=== PROBLEM DETAILS ===
Filter the records below, keeping only lines with the string "Percentage".

=== AVAILABLE DATA ===

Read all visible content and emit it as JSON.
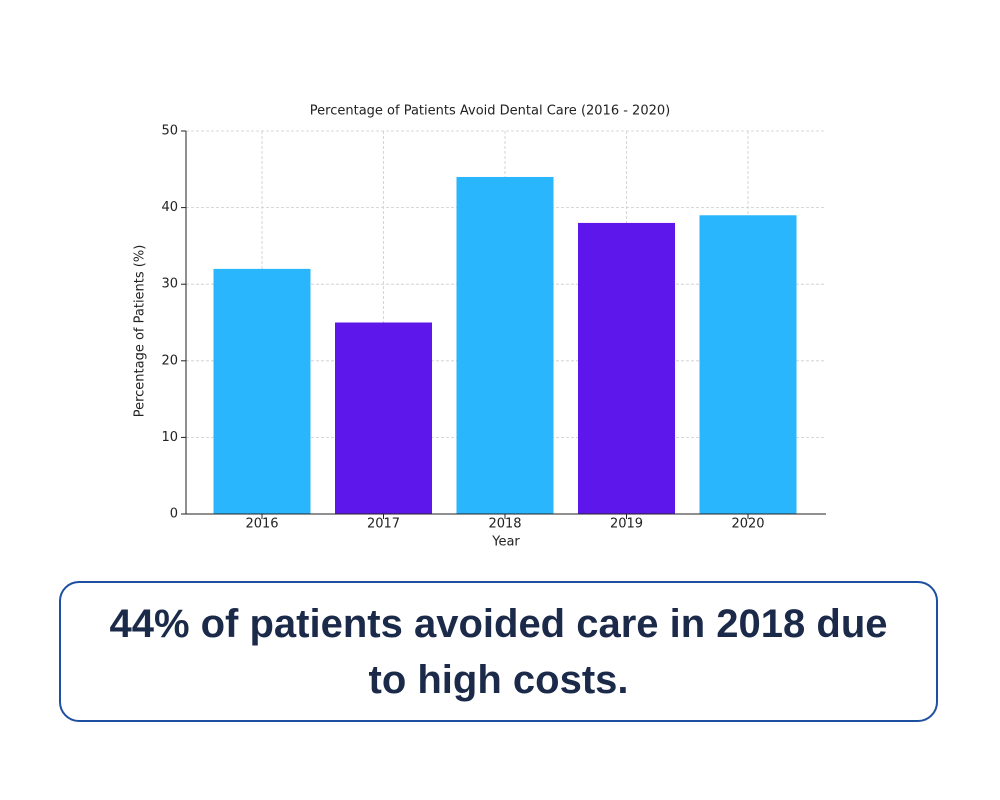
{
  "chart_data": {
    "type": "bar",
    "title": "Percentage of Patients Avoid Dental Care (2016 - 2020)",
    "x_label": "Year",
    "y_label": "Percentage of Patients (%)",
    "categories": [
      "2016",
      "2017",
      "2018",
      "2019",
      "2020"
    ],
    "values": [
      32,
      25,
      44,
      38,
      39
    ],
    "colors": [
      "#29b6fd",
      "#5e17eb",
      "#29b6fd",
      "#5e17eb",
      "#29b6fd"
    ],
    "ylim": [
      0,
      50
    ],
    "yticks": [
      0,
      10,
      20,
      30,
      40,
      50
    ],
    "grid": true
  },
  "callout": "44% of patients avoided care in 2018 due to high costs."
}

=== COMPLETED EXERCISE ===
    "title": "Percentage of Patients Avoid Dental Care (2016 - 2020)",
    "y_label": "Percentage of Patients (%)",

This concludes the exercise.